- **Stated goal**
Identify and pull out each line of the entries in which "celles" occurs.

------ Dataset ------

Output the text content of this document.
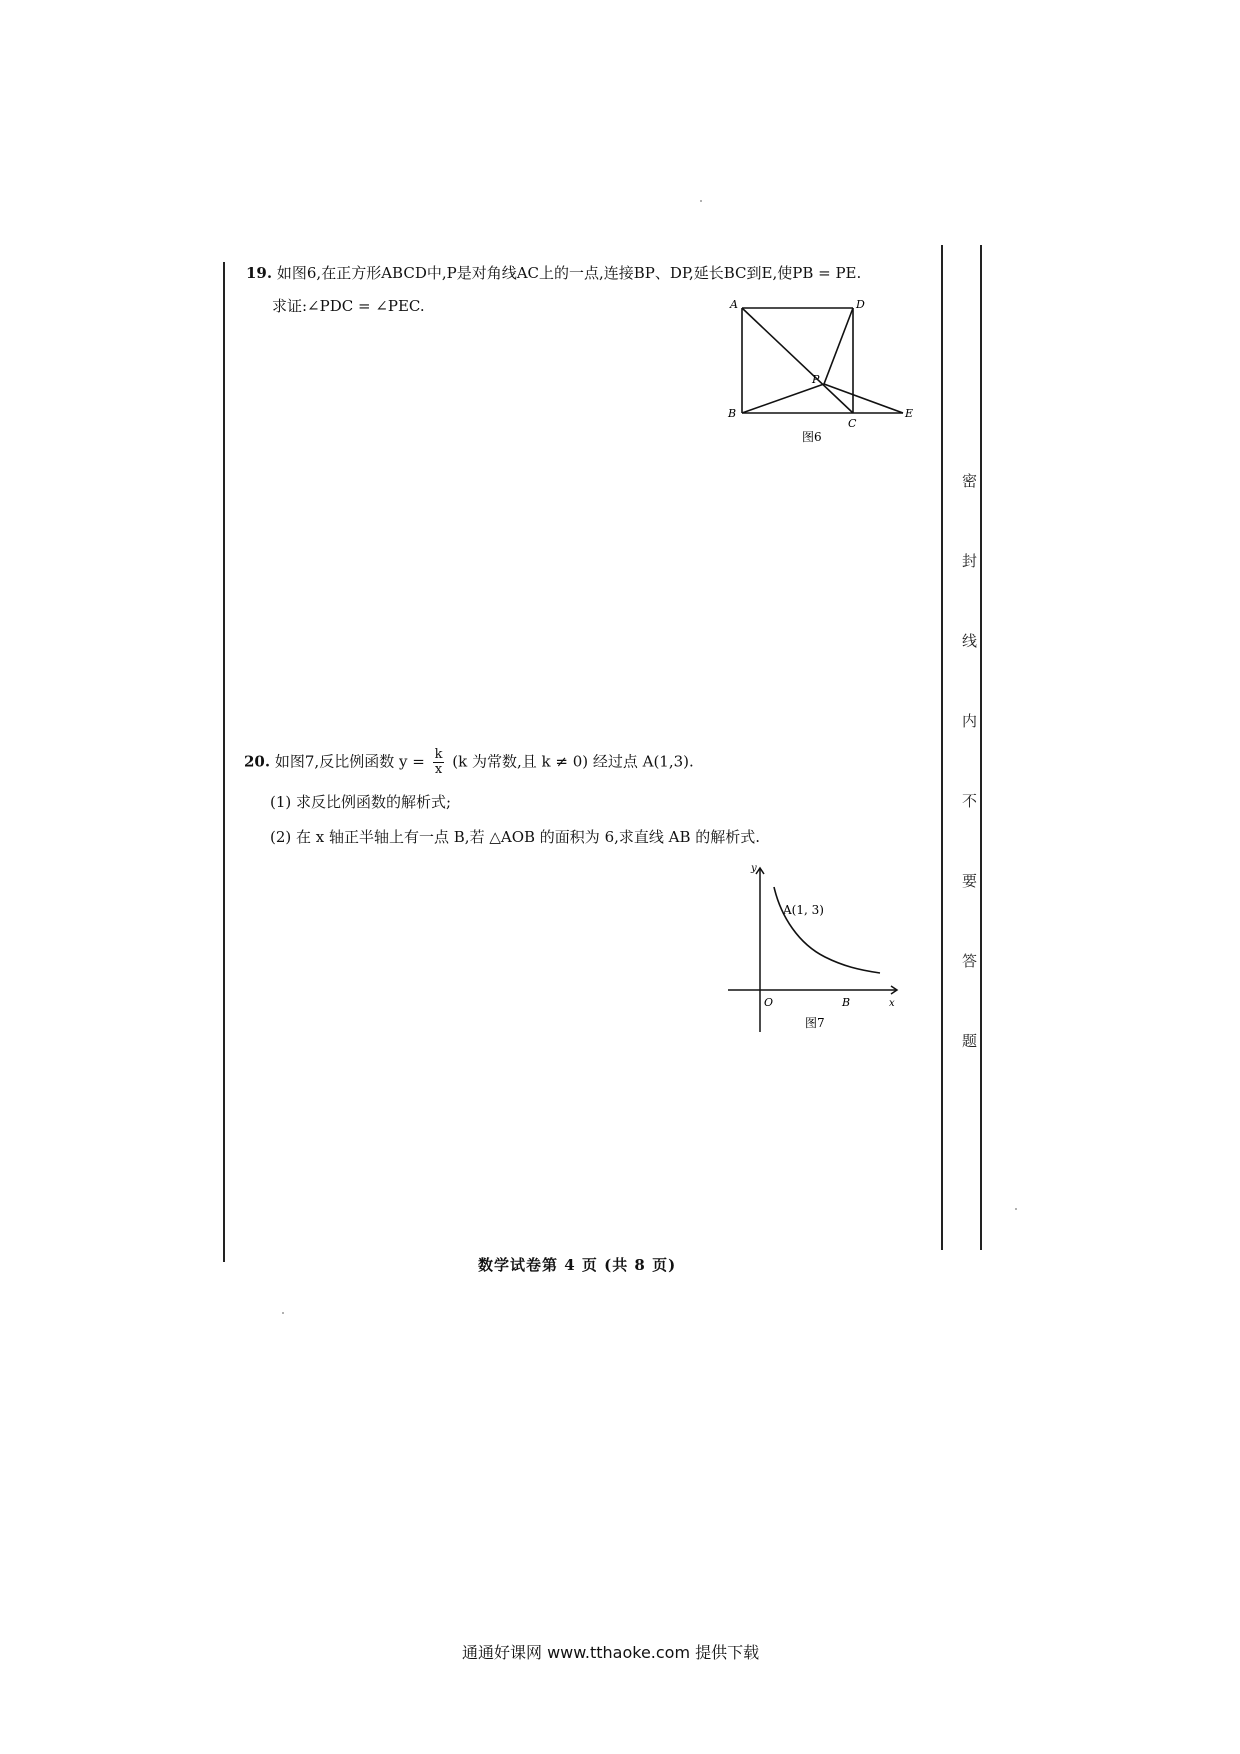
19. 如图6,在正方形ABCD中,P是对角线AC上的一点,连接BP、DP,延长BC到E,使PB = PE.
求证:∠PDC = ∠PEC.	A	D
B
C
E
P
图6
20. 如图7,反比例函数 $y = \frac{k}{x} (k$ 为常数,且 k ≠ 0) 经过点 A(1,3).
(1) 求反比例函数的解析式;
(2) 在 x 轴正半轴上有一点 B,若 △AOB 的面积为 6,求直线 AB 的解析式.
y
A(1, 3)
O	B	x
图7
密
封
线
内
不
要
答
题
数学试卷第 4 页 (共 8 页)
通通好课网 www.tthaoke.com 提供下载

------
------ Dataset ------

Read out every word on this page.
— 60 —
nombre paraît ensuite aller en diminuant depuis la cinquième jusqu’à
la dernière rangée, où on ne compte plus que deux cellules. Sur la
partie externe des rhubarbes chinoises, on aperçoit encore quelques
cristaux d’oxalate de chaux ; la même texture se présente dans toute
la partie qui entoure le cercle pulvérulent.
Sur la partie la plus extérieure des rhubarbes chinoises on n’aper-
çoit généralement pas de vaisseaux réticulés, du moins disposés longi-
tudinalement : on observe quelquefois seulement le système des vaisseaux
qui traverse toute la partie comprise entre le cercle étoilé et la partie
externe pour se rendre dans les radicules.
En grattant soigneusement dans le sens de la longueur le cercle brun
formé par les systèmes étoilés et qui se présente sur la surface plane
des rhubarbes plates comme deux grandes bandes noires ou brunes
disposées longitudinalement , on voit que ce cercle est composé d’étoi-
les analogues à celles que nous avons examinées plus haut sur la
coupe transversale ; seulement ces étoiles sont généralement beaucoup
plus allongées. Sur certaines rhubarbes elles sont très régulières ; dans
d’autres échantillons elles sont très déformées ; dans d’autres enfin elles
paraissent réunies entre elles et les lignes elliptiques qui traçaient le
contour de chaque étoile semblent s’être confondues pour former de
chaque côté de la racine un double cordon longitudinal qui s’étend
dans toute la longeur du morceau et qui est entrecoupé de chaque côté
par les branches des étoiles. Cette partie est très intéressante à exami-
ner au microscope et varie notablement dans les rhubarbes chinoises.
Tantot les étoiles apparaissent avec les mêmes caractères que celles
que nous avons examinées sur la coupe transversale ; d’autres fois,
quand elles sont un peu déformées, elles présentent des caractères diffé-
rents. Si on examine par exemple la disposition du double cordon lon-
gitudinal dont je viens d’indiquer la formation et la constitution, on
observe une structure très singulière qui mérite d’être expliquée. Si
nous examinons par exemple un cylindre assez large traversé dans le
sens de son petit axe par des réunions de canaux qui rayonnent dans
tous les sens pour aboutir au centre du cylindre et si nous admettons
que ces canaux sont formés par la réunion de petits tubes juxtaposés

------

- **Reply to the exercise**
les analogues à celles que nous avons examinées plus haut sur la
Tantot les étoiles apparaissent avec les mêmes caractères que celles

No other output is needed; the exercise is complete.